*Do this:*
Quote the records beneath, complete and exact. Leave out images.

*Given entries:*
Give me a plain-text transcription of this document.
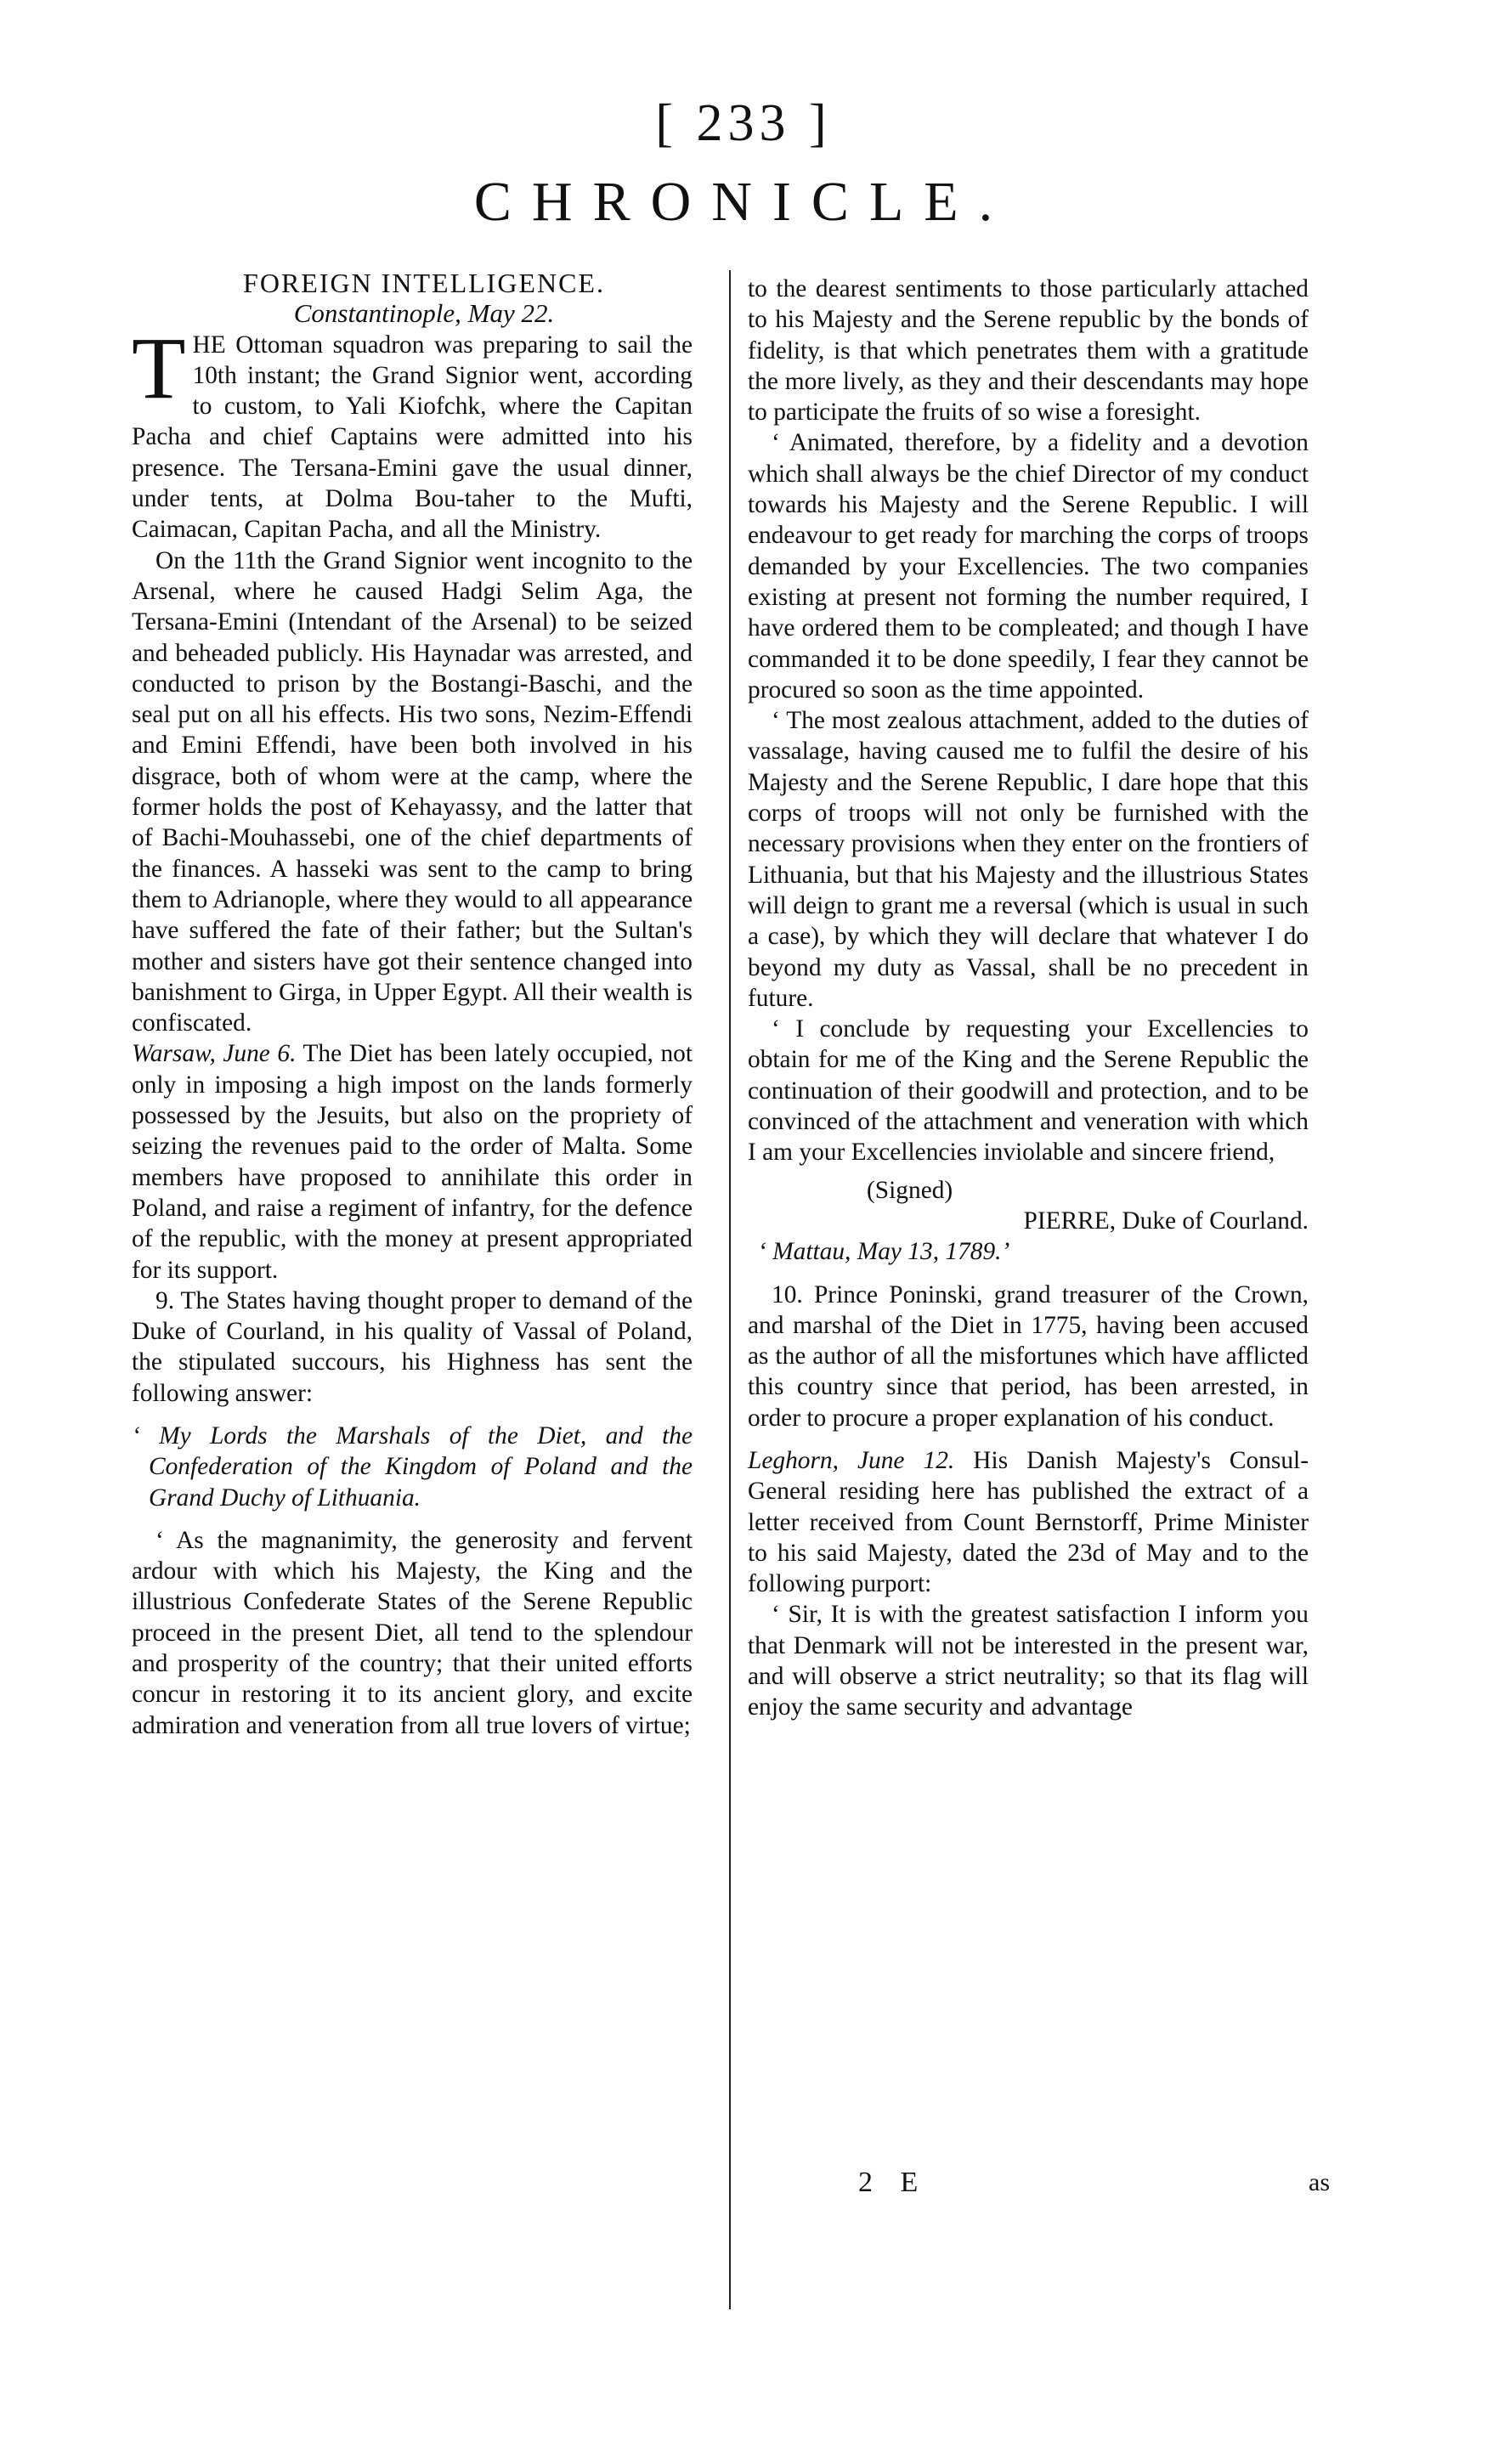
[ 233 ]
CHRONICLE.

FOREIGN INTELLIGENCE.

Constantinople, May 22.

THE Ottoman squadron was preparing to sail the 10th instant; the Grand Signior went, according to custom, to Yali Kiofchk, where the Capitan Pacha and chief Captains were admitted into his presence. The Tersana-Emini gave the usual dinner, under tents, at Dolma Bou-taher to the Mufti, Caimacan, Capitan Pacha, and all the Ministry.

On the 11th the Grand Signior went incognito to the Arsenal, where he caused Hadgi Selim Aga, the Tersana-Emini (Intendant of the Arsenal) to be seized and beheaded publicly. His Haynadar was arrested, and conducted to prison by the Bostangi-Baschi, and the seal put on all his effects. His two sons, Nezim-Effendi and Emini Effendi, have been both involved in his disgrace, both of whom were at the camp, where the former holds the post of Kehayassy, and the latter that of Bachi-Mouhassebi, one of the chief departments of the finances. A hasseki was sent to the camp to bring them to Adrianople, where they would to all appearance have suffered the fate of their father; but the Sultan's mother and sisters have got their sentence changed into banishment to Girga, in Upper Egypt. All their wealth is confiscated.

Warsaw, June 6. The Diet has been lately occupied, not only in imposing a high impost on the lands formerly possessed by the Jesuits, but also on the propriety of seizing the revenues paid to the order of Malta. Some members have proposed to annihilate this order in Poland, and raise a regiment of infantry, for the defence of the republic, with the money at present appropriated for its support.

9. The States having thought proper to demand of the Duke of Courland, in his quality of Vassal of Poland, the stipulated succours, his Highness has sent the following answer:

‘ My Lords the Marshals of the Diet, and the Confederation of the Kingdom of Poland and the Grand Duchy of Lithuania.

‘ As the magnanimity, the generosity and fervent ardour with which his Majesty, the King and the illustrious Confederate States of the Serene Republic proceed in the present Diet, all tend to the splendour and prosperity of the country; that their united efforts concur in restoring it to its ancient glory, and excite admiration and veneration from all true lovers of virtue;

to the dearest sentiments to those particularly attached to his Majesty and the Serene republic by the bonds of fidelity, is that which penetrates them with a gratitude the more lively, as they and their descendants may hope to participate the fruits of so wise a foresight.

‘ Animated, therefore, by a fidelity and a devotion which shall always be the chief Director of my conduct towards his Majesty and the Serene Republic. I will endeavour to get ready for marching the corps of troops demanded by your Excellencies. The two companies existing at present not forming the number required, I have ordered them to be compleated; and though I have commanded it to be done speedily, I fear they cannot be procured so soon as the time appointed.

‘ The most zealous attachment, added to the duties of vassalage, having caused me to fulfil the desire of his Majesty and the Serene Republic, I dare hope that this corps of troops will not only be furnished with the necessary provisions when they enter on the frontiers of Lithuania, but that his Majesty and the illustrious States will deign to grant me a reversal (which is usual in such a case), by which they will declare that whatever I do beyond my duty as Vassal, shall be no precedent in future.

‘ I conclude by requesting your Excellencies to obtain for me of the King and the Serene Republic the continuation of their goodwill and protection, and to be convinced of the attachment and veneration with which I am your Excellencies inviolable and sincere friend,

(Signed)

PIERRE, Duke of Courland.

‘ Mattau, May 13, 1789.’

10. Prince Poninski, grand treasurer of the Crown, and marshal of the Diet in 1775, having been accused as the author of all the misfortunes which have afflicted this country since that period, has been arrested, in order to procure a proper explanation of his conduct.

Leghorn, June 12. His Danish Majesty's Consul-General residing here has published the extract of a letter received from Count Bernstorff, Prime Minister to his said Majesty, dated the 23d of May and to the following purport:

‘ Sir, It is with the greatest satisfaction I inform you that Denmark will not be interested in the present war, and will observe a strict neutrality; so that its flag will enjoy the same security and advantage

2 E	as
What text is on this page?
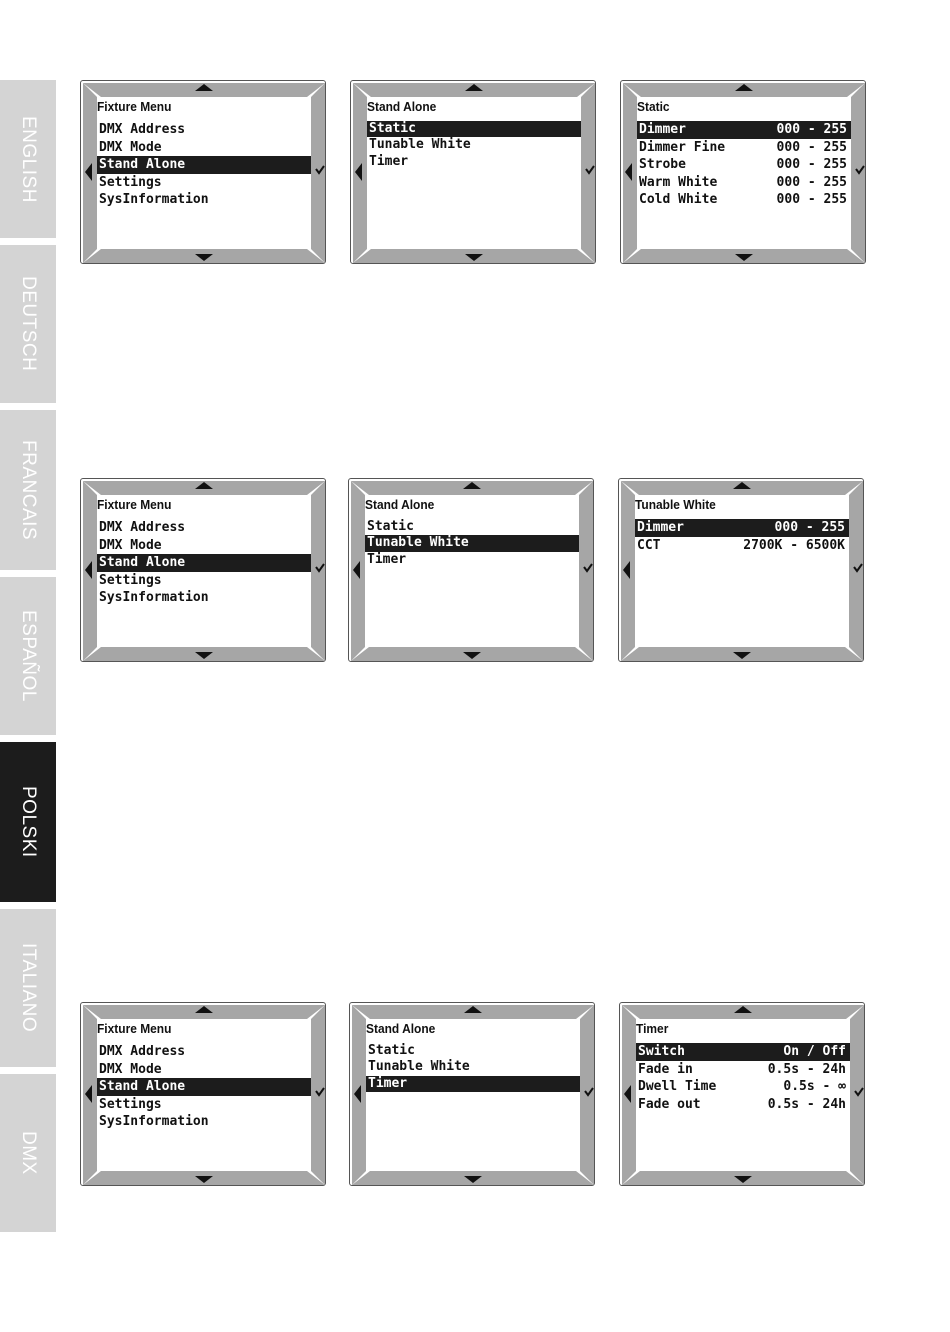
ENGLISH
DEUTSCH
FRANCAIS
ESPAÑOL
POLSKI
ITALIANO
DMX
Fixture Menu
DMX Address
DMX Mode
Stand Alone
Settings
SysInformation
Stand Alone
Static
Tunable White
Timer
Static
Dimmer	000 - 255
Dimmer Fine	000 - 255
Strobe	000 - 255
Warm White	000 - 255
Cold White	000 - 255
Fixture Menu
DMX Address
DMX Mode
Stand Alone
Settings
SysInformation
Stand Alone
Static
Tunable White
Timer
Tunable White
Dimmer	000 - 255
CCT	2700K - 6500K
Fixture Menu
DMX Address
DMX Mode
Stand Alone
Settings
SysInformation
Stand Alone
Static
Tunable White
Timer
Timer
Switch	On / Off
Fade in	0.5s - 24h
Dwell Time	0.5s - ∞
Fade out	0.5s - 24h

*Final result:*
Give me a plain-text transcription of this document.
[ 233 ]
CHRONICLE.

FOREIGN INTELLIGENCE.

Constantinople, May 22.

THE Ottoman squadron was preparing to sail the 10th instant; the Grand Signior went, according to custom, to Yali Kiofchk, where the Capitan Pacha and chief Captains were admitted into his presence. The Tersana-Emini gave the usual dinner, under tents, at Dolma Bou-taher to the Mufti, Caimacan, Capitan Pacha, and all the Ministry.

On the 11th the Grand Signior went incognito to the Arsenal, where he caused Hadgi Selim Aga, the Tersana-Emini (Intendant of the Arsenal) to be seized and beheaded publicly. His Haynadar was arrested, and conducted to prison by the Bostangi-Baschi, and the seal put on all his effects. His two sons, Nezim-Effendi and Emini Effendi, have been both involved in his disgrace, both of whom were at the camp, where the former holds the post of Kehayassy, and the latter that of Bachi-Mouhassebi, one of the chief departments of the finances. A hasseki was sent to the camp to bring them to Adrianople, where they would to all appearance have suffered the fate of their father; but the Sultan's mother and sisters have got their sentence changed into banishment to Girga, in Upper Egypt. All their wealth is confiscated.

Warsaw, June 6. The Diet has been lately occupied, not only in imposing a high impost on the lands formerly possessed by the Jesuits, but also on the propriety of seizing the revenues paid to the order of Malta. Some members have proposed to annihilate this order in Poland, and raise a regiment of infantry, for the defence of the republic, with the money at present appropriated for its support.

9. The States having thought proper to demand of the Duke of Courland, in his quality of Vassal of Poland, the stipulated succours, his Highness has sent the following answer:

‘ My Lords the Marshals of the Diet, and the Confederation of the Kingdom of Poland and the Grand Duchy of Lithuania.

‘ As the magnanimity, the generosity and fervent ardour with which his Majesty, the King and the illustrious Confederate States of the Serene Republic proceed in the present Diet, all tend to the splendour and prosperity of the country; that their united efforts concur in restoring it to its ancient glory, and excite admiration and veneration from all true lovers of virtue;

to the dearest sentiments to those particularly attached to his Majesty and the Serene republic by the bonds of fidelity, is that which penetrates them with a gratitude the more lively, as they and their descendants may hope to participate the fruits of so wise a foresight.

‘ Animated, therefore, by a fidelity and a devotion which shall always be the chief Director of my conduct towards his Majesty and the Serene Republic. I will endeavour to get ready for marching the corps of troops demanded by your Excellencies. The two companies existing at present not forming the number required, I have ordered them to be compleated; and though I have commanded it to be done speedily, I fear they cannot be procured so soon as the time appointed.

‘ The most zealous attachment, added to the duties of vassalage, having caused me to fulfil the desire of his Majesty and the Serene Republic, I dare hope that this corps of troops will not only be furnished with the necessary provisions when they enter on the frontiers of Lithuania, but that his Majesty and the illustrious States will deign to grant me a reversal (which is usual in such a case), by which they will declare that whatever I do beyond my duty as Vassal, shall be no precedent in future.

‘ I conclude by requesting your Excellencies to obtain for me of the King and the Serene Republic the continuation of their goodwill and protection, and to be convinced of the attachment and veneration with which I am your Excellencies inviolable and sincere friend,

(Signed)

PIERRE, Duke of Courland.

‘ Mattau, May 13, 1789.’

10. Prince Poninski, grand treasurer of the Crown, and marshal of the Diet in 1775, having been accused as the author of all the misfortunes which have afflicted this country since that period, has been arrested, in order to procure a proper explanation of his conduct.

Leghorn, June 12. His Danish Majesty's Consul-General residing here has published the extract of a letter received from Count Bernstorff, Prime Minister to his said Majesty, dated the 23d of May and to the following purport:

‘ Sir, It is with the greatest satisfaction I inform you that Denmark will not be interested in the present war, and will observe a strict neutrality; so that its flag will enjoy the same security and advantage

2 E	as
What text is on this page?
ENGLISH
DEUTSCH
FRANCAIS
ESPAÑOL
POLSKI
ITALIANO
DMX
Fixture Menu
DMX Address
DMX Mode
Stand Alone
Settings
SysInformation
Stand Alone
Static
Tunable White
Timer
Static
Dimmer	000 - 255
Dimmer Fine	000 - 255
Strobe	000 - 255
Warm White	000 - 255
Cold White	000 - 255
Fixture Menu
DMX Address
DMX Mode
Stand Alone
Settings
SysInformation
Stand Alone
Static
Tunable White
Timer
Tunable White
Dimmer	000 - 255
CCT	2700K - 6500K
Fixture Menu
DMX Address
DMX Mode
Stand Alone
Settings
SysInformation
Stand Alone
Static
Tunable White
Timer
Timer
Switch	On / Off
Fade in	0.5s - 24h
Dwell Time	0.5s - ∞
Fade out	0.5s - 24h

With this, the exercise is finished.